Texte présenté ::
C’est un truc que j’ai compris assez tôt par ma pratique de l’écriture et en lisant, en regardant des films et des séries. DBZ bien sûr, mais aussi le MCU (en particulier Avenger). C’est un truc qu’on voit aussi chez les auteurs débutants (et je sais de quoi je parle, j’en suis) les héros/héroïnes ont toujours des pouvoirs de fous et ça amène à la surenchère si on veut que les « méchants » soient crédibles.
Or, quand on regarde dans le détail il y a souvent un truc qui revient dans les oeuvres : le duel. Même John Wick (question surenchère d’effet on est bien), ça finit par un duel. On rapporte toujours les enjeux à quelque chose de plus intime, de plus proche, j’oserai dire de plus incarné. (je pense à un certain duel dans le tome 4 des Dieux Sauvages). On peut faire péter des planètes, c’est cool, mais ce qui nous touche intimement et profondément c’est quand un ou une protagoniste ressent intimement un effort, quand l’humain que nous sommes éprouve ses limites – et les dépasse.
Mais ce n’est que mon avis.
Super intéressant : le coup du duel, je ne l’avais même pas analysé, mais tu as tout à fait raison. (C’est aussi un trope de nos genres ! On attend le face-à-face épique, Iron Man Vs. Thanos, Cloud Vs. Sephiroth, Seiya Vs. Hadès et j’en passe)
En fait, tout cela nous ramène quasiment toujours à la deuxième loi de Sanderson, que je trouve la plus intéressante car la plus contre intuitive : les limitations sont plus intéressantes que les pouvoirs. Ce sont les limitations qui donnent du conflit, donc des histoires ; et c’est, comme tu le dis, cela qui nous ramène à notre humanité et, à terme, à notre empathie.

Section des données ::

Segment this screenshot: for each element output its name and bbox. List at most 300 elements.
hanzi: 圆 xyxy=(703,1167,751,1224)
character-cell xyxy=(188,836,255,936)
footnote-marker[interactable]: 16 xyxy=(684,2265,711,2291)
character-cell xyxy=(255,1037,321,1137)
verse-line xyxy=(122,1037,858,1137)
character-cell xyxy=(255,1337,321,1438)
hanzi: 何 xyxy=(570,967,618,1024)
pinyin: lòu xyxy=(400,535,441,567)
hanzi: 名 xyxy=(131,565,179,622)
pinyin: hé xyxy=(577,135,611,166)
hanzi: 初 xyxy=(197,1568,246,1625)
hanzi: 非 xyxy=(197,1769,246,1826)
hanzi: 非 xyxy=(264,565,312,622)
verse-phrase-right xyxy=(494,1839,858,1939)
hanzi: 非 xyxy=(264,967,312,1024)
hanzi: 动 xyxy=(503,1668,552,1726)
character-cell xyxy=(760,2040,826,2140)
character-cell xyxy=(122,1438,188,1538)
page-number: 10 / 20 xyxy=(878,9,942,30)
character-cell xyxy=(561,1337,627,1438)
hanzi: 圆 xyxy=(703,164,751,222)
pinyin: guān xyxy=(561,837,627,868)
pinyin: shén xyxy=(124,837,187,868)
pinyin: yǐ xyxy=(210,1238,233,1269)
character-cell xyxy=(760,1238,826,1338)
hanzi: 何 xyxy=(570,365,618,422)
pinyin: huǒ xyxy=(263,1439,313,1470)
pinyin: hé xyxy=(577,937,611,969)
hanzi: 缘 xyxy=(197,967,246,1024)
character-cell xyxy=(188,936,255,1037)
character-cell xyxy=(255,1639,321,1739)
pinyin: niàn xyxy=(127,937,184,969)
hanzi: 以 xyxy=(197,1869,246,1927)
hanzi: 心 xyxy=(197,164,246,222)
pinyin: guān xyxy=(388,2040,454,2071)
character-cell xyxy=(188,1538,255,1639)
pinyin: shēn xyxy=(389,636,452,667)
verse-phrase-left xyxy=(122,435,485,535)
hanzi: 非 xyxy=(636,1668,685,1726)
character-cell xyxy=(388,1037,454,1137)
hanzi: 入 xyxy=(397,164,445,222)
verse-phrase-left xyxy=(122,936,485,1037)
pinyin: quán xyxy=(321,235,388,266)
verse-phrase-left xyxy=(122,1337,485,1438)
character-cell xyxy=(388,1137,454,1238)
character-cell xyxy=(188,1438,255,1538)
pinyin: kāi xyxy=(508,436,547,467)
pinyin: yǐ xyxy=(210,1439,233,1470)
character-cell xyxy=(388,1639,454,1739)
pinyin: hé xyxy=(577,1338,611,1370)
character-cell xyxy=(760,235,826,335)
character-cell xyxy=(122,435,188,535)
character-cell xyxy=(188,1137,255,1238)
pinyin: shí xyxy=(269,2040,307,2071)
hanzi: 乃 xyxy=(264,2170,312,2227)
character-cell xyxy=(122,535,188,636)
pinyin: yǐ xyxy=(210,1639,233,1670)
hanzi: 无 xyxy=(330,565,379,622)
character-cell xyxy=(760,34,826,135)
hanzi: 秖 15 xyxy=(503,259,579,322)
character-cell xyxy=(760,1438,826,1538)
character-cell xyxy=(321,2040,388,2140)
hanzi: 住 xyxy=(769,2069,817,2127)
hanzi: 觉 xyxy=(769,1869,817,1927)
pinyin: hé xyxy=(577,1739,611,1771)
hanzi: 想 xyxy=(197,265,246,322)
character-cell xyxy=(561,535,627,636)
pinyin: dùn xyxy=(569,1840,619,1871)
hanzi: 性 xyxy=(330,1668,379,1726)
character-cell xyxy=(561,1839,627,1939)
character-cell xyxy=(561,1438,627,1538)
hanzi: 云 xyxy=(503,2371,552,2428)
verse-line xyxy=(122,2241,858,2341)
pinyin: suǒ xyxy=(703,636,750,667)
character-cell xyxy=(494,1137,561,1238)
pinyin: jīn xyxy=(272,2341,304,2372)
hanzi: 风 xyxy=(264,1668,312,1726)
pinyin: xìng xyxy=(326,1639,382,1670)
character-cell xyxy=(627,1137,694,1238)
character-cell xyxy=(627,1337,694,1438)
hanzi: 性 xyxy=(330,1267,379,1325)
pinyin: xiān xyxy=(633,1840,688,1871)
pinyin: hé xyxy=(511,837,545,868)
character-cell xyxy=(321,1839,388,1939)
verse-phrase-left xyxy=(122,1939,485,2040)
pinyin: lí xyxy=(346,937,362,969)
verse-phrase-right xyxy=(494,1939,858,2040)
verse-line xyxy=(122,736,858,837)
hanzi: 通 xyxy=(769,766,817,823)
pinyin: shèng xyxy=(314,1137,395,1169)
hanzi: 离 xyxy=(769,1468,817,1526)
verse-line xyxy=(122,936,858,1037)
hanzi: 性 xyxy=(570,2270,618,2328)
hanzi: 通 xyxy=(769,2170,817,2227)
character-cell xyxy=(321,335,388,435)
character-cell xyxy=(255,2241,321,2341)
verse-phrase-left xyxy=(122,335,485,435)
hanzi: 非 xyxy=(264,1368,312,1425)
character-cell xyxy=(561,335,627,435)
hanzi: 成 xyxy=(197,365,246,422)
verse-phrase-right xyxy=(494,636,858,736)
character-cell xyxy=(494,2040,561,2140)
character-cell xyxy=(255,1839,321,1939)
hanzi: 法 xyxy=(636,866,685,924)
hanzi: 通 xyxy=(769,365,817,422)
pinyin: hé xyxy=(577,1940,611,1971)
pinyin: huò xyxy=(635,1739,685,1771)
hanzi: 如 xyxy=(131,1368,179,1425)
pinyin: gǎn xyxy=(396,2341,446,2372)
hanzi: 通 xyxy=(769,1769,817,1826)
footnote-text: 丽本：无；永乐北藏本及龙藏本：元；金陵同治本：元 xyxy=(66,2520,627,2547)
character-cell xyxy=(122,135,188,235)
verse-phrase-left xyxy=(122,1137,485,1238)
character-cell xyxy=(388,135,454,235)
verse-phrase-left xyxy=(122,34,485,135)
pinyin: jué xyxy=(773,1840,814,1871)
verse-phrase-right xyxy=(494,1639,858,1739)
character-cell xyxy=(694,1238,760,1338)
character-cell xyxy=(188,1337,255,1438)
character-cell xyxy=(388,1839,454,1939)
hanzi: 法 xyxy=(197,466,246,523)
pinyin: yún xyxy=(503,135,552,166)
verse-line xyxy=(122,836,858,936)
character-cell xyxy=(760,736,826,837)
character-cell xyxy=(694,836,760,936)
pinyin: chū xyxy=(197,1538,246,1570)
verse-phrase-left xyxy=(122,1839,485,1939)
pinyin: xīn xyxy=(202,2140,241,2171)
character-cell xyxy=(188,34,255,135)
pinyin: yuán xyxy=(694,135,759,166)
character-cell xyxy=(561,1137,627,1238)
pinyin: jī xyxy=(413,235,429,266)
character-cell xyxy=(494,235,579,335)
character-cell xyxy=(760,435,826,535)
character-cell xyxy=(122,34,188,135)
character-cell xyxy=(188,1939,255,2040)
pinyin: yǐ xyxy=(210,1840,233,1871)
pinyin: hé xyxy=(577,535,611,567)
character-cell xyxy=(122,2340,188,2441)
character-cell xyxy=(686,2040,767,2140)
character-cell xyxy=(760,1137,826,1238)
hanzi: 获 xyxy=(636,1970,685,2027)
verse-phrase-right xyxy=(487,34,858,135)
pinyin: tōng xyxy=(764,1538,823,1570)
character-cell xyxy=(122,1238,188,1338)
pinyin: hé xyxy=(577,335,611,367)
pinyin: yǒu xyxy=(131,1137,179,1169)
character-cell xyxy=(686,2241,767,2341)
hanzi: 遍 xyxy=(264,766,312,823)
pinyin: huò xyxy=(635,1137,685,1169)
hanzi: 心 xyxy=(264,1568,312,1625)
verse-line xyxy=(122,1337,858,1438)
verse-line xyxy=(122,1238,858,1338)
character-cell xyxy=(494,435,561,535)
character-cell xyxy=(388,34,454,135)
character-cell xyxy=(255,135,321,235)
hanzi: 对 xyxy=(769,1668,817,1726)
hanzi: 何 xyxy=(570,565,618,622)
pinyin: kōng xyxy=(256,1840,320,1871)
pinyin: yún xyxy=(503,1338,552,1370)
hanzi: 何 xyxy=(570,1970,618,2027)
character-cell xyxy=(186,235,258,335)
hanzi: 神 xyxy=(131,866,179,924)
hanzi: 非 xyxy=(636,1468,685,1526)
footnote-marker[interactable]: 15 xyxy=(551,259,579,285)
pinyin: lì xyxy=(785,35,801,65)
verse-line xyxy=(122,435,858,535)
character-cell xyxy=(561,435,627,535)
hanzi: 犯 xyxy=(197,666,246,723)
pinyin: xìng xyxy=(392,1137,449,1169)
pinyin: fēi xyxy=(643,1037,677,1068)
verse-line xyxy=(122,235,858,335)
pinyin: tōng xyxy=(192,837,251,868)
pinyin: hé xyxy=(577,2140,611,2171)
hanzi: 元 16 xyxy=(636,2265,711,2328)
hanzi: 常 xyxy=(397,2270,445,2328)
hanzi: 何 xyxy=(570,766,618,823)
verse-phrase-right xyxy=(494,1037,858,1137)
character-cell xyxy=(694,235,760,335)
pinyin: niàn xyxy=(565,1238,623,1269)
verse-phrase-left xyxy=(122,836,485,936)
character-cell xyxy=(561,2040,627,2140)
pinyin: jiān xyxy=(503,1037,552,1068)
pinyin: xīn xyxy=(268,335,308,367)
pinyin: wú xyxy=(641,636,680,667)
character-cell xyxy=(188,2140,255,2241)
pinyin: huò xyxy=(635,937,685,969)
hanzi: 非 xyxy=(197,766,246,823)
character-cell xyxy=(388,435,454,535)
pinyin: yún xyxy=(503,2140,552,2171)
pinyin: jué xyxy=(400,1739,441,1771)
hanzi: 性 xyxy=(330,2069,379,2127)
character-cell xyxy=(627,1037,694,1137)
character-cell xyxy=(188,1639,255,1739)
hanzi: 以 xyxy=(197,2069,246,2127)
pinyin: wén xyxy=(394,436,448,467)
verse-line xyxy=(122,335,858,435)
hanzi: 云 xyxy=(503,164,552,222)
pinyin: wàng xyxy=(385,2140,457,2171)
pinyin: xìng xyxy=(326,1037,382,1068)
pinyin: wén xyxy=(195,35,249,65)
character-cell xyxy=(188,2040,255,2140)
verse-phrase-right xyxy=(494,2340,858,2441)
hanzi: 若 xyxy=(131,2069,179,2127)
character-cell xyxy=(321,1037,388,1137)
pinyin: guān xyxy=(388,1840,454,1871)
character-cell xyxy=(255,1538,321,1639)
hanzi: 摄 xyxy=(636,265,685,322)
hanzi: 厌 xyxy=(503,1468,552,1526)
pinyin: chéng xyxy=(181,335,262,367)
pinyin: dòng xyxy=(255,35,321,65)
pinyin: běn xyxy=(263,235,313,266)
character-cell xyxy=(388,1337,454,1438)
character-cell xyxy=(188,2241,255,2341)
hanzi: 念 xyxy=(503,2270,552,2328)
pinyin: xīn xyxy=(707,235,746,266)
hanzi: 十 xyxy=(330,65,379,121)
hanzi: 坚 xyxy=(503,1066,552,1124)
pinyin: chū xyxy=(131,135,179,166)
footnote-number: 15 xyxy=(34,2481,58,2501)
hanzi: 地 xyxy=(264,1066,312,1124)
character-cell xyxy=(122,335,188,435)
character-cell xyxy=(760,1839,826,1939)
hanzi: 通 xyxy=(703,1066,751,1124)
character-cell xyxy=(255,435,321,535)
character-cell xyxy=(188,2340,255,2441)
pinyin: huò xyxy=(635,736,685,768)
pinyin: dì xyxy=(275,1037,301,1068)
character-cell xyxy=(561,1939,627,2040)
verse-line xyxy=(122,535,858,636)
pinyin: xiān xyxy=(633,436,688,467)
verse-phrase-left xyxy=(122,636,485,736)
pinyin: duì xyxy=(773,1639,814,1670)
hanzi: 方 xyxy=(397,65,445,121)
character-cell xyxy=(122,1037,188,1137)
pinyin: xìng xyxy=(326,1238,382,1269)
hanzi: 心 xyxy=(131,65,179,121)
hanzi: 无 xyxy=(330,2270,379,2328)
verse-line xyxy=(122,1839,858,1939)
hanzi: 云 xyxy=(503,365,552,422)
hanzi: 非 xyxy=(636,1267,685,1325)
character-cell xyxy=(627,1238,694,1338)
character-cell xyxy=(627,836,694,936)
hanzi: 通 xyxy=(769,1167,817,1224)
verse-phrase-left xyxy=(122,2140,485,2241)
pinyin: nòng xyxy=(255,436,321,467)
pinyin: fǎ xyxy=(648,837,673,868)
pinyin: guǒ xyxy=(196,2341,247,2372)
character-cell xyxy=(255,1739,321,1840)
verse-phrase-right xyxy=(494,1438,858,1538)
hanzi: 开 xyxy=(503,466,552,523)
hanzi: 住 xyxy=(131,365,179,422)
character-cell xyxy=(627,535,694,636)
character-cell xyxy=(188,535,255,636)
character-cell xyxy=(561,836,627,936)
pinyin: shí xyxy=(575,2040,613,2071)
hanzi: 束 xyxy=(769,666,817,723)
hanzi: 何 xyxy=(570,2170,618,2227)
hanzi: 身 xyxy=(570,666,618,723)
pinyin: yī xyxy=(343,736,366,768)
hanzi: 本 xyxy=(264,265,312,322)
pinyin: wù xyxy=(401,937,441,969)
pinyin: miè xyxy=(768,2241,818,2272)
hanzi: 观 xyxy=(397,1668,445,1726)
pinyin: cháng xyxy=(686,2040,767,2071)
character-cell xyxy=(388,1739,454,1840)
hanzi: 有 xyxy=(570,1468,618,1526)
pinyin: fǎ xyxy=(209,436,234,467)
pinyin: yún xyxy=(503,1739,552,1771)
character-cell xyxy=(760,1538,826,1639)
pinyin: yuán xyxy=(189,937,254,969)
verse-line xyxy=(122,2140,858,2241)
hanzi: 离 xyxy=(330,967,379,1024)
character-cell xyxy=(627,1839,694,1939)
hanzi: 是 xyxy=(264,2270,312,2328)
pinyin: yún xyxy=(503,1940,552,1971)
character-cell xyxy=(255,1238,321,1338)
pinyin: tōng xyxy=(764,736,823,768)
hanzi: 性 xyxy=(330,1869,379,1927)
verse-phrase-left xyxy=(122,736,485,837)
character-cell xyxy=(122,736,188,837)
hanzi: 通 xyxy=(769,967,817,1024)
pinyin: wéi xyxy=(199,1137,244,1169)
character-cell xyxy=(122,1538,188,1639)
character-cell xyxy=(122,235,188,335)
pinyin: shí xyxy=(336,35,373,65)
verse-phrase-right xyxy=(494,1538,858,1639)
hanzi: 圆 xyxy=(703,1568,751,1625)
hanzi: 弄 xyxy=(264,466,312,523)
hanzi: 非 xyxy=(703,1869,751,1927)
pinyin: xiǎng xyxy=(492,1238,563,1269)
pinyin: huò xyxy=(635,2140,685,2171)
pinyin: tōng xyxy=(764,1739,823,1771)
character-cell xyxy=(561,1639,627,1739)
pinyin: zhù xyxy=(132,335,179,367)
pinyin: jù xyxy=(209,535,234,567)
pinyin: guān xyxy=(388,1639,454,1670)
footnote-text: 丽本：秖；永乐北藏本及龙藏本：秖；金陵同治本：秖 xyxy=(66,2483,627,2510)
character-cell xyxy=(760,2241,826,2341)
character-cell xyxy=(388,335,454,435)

Tâche demandée 1 ::
Relevez tous les face-à-face épiques donnés en exemple dans le texte sur les pouvoirs des héros.
Tâche demandée 2 ::
D'après le texte sur les pouvoirs des héros, que dit la deuxième loi de Sanderson ?
Tâche demandée 3 ::
Rédigez la suite du texte sur les pouvoirs des héros, à partir de sa dernière phrase.
La liste ne sert à rien pour ce travail.

Réponse attendue 1 ::
Iron Man Vs. Thanos, Cloud Vs. Sephiroth, Seiya Vs. Hadès

Réponse attendue 2 ::
Les limitations sont plus intéressantes que les pouvoirs.

Réponse attendue 3 ::
Je dois me confesser. J’ai repris wow il y a peu. Parceque l’annonce d’une extension titille beaucoup trop la nostalgie de mon adolescence.
Mais je dois dire, justement, que l’annonce pour la suite du lore me plaît.
Après Sargeras, il y a le Vide (contre lequel Sargeras luttait), l’entité cosmique qui veut bouffer l’univers, en gros. Et ça fait du bien, car depuis trois extensions, on avait droit qu’à des histoires « secondaires » franchement fades (Dragonflight étant la pire à ce niveau), avec des méchants dénués de charisme, expédiés dans l’oubli en 2 mois.
Donc revenir à plus intime, je ne suis pas certain que ça colle, au contraire. Par contre ça marche super sur FFXIV, car c’est dans leur ADN !
Et d’ailleurs, les dernières histoires de wow illustrent parfaitement comment NE PAS écrire un antagoniste. Et comment, finalement, malmener des protagonistes avec tout un tas de problèmes et de limitations physiques et psychologiques, ouvre davantage de possibilités. Ce qui est très contre-intuitif.
Tu m’intrigues ! Merci pour le retour, je suis super curieux que tu m’en dises plus la prochaine fois qu’on se voit. En tout cas, oui, l’intime pour limiter l’action est quand même beaucoup plus intéressant… car beaucoup plus humain. Dark Vador prend sa dimension de méchant quand il « devient » le père de Luke et quand on apprend qu’il a chuté. Avant ça, il est classe, mais juste un méchant qui fait peur… c’est limité à long terme.
Cependant, si Sargeras combattait « un truc encore plus gros », surtout si c’est le Vide, à un moment, ne risque-t-on donc pas d’arriver au bout du concept ? Pour faire fonctionner une menace existentielle incommensurable (ce qui atteint, je pense, un plafond), il faut en effet le relier au personnel.
Misère, je voulais poster un commentaire. Pas répondre. Désolé pour la pollution.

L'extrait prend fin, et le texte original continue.